**REQUIRED WORK**
1. Reproduce the Kubernetes passage word for word, from "Both Istio and" to "that they bring.".
2. Answer these from the Kubernetes passage:
(a) As of what month and year was there "no clear path to evolve the API to GA"?
(b) Which two service mesh tools are named as currently the most talked about?
(c) What does Knative currently require?

### SOURCE DOCUMENT

Long story short: the big promise of federation never delivered its promise. As of October 2018, there is “no clear path to evolve the API to GA” and there is an effort to implement a dedicated federation API As part of the Kubernetes API that is still in early stages and still mostly unused as far as I can tell.

The work on Federation v2 is ongoing though (more info here) and while it introduces some additional complexity (at last for what I can understand) it will develop further in 2018 and 2019 and shows us where the ideas is going to go and if it will be useful for the community.

Where are we going

Having a look at the Kubernetes community, it’s interesting to look at what the members are focusing on in 2018. Most of the attention is not anymore on how to provision clusters, but on other topics and definitely one of the hot ones is the service mesh.

Without going into many details, it’s interesting to see how the topic is dominating some conferences like KubeCon and how different vendors are fighting to propose their solution. Currently the most talked ones seem to be Istio and Linkerd, but given the huge change in this area, this could be outdated quite soon. As cloud aficionados, we should keep an eye on how those will be evolving in the near future, but they don’t seem to me to be really fully ready for production usage.

Both Istio and Linkerd have a similar architecture with an additional control plane to the Kubernetes ones and injected proxy to achieve smart routing, better security and out of the box better observability. That comes of course with additional complexity, another control plane and additional proxies in front of your applications and many configuration files and Custom Resource Definitions. Those tools will have to prove over time that they really add a lot of value to justify the additional complexity that they bring.

Another interesting topic is the focus on making Kubernetes a lot simpler for developers. Kubernetes is in fact often criticized to be too complex for developers (and I totally agree with that) and some efforts are trying to build higher level abstraction that don’t necessarily require dealing with tons of low level yamls.

One of them is Knative from Google which was recently announced and that currently requires Istio. The idea is really to create an abstraction layer that will make developers focus on services instead than all the details of how they work on a container orchestration system. The solution seems to be, in this first iteration, a bit complex and with a lot of moving part which will probably make sense if operated by a cloud provider, but that could result too complex for other users.

######
### RAW DATA

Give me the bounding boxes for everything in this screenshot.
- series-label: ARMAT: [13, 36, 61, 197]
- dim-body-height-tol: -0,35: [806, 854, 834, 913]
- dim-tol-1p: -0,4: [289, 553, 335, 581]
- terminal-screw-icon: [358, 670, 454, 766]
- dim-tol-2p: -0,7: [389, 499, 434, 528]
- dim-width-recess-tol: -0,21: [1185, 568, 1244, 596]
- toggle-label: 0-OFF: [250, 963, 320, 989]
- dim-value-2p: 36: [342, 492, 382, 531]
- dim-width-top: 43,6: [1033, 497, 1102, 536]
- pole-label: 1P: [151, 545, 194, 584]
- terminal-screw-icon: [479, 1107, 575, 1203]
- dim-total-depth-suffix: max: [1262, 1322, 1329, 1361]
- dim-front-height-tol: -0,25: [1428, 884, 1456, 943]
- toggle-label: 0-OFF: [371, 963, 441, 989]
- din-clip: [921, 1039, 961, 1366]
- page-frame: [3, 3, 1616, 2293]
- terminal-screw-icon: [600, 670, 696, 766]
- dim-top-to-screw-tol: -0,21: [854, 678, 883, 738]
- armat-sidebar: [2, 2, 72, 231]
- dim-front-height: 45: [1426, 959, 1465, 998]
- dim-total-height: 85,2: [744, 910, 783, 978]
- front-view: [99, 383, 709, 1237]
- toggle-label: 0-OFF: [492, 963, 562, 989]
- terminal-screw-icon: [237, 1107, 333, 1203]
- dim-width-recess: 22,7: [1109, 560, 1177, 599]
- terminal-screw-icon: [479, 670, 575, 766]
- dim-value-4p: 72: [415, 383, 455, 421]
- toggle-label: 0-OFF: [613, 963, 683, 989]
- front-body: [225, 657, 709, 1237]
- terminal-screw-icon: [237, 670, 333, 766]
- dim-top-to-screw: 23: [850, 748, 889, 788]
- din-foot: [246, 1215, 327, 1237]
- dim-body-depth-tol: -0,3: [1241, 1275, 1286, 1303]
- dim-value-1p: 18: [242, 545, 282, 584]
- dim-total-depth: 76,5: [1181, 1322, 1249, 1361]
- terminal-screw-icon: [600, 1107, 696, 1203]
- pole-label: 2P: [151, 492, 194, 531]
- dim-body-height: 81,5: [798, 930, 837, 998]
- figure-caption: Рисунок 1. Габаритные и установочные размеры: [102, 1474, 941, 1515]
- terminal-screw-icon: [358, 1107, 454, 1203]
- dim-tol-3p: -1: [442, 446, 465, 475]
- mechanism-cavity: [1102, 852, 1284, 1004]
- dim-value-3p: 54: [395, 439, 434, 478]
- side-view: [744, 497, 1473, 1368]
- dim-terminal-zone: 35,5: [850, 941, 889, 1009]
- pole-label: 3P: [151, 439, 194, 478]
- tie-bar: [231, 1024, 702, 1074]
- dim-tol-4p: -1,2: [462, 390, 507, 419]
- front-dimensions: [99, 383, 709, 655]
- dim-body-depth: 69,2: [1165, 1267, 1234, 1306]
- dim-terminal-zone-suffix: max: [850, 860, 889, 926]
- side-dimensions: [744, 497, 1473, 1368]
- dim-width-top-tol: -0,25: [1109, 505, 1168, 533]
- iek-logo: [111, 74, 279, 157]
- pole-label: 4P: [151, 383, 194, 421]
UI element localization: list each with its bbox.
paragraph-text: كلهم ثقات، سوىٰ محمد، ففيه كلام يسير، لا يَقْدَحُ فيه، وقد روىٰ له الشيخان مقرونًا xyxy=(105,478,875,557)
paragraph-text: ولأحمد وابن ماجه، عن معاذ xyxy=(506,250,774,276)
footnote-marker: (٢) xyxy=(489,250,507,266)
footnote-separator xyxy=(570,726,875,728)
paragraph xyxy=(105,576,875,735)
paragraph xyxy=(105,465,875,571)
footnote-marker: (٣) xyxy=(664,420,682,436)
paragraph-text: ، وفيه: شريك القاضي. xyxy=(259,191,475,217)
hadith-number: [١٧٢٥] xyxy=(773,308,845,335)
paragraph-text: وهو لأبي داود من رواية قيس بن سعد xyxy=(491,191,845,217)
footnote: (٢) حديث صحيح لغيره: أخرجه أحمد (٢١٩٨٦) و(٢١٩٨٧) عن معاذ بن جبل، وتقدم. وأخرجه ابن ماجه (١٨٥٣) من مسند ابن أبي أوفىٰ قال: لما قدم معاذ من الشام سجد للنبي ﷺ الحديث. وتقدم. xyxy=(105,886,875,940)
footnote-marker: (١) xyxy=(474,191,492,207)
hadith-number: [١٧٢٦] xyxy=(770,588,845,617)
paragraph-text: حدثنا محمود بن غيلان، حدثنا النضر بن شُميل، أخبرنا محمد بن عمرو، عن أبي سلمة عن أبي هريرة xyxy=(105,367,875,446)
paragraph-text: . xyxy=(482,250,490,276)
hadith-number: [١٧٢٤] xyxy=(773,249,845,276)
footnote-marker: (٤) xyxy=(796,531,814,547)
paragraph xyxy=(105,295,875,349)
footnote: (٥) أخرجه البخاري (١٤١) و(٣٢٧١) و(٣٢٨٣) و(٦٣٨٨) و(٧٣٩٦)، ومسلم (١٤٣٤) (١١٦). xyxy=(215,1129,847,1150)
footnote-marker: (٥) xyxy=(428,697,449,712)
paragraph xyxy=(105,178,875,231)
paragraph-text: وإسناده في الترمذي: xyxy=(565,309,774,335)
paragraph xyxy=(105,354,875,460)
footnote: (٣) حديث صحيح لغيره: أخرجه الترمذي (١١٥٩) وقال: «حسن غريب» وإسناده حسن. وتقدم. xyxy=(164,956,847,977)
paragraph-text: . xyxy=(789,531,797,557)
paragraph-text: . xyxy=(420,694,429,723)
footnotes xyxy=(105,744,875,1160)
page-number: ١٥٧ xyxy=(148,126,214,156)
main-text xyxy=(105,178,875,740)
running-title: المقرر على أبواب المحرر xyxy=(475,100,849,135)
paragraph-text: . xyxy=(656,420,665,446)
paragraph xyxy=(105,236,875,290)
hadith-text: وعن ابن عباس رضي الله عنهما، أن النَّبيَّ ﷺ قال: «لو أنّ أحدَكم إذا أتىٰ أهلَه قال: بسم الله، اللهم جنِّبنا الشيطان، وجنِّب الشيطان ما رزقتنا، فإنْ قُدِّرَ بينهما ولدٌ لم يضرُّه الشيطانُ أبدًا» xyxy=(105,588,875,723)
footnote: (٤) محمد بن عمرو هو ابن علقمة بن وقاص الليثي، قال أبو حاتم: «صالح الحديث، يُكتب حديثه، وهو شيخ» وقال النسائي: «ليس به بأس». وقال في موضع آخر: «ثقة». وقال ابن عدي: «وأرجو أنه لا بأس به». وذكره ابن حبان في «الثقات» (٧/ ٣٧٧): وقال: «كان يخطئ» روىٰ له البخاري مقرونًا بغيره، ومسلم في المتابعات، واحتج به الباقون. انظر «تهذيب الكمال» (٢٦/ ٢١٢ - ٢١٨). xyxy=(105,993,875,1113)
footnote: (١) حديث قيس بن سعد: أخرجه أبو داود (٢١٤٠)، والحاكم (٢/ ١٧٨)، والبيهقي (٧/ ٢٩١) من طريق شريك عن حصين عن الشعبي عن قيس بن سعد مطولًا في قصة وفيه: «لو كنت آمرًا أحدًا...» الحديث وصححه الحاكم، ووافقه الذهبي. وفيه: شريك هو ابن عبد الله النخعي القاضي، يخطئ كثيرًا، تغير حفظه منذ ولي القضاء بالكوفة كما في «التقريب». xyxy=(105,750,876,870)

######

**OUTPUTS FOR THE TASKS**
1.
Both Istio and Linkerd have a similar architecture with an additional control plane to the Kubernetes ones and injected proxy to achieve smart routing, better security and out of the box better observability. That comes of course with additional complexity, another control plane and additional proxies in front of your applications and many configuration files and Custom Resource Definitions. Those tools will have to prove over time that they really add a lot of value to justify the additional complexity that they bring.

2.
(a) October 2018
(b) Istio and Linkerd
(c) Istio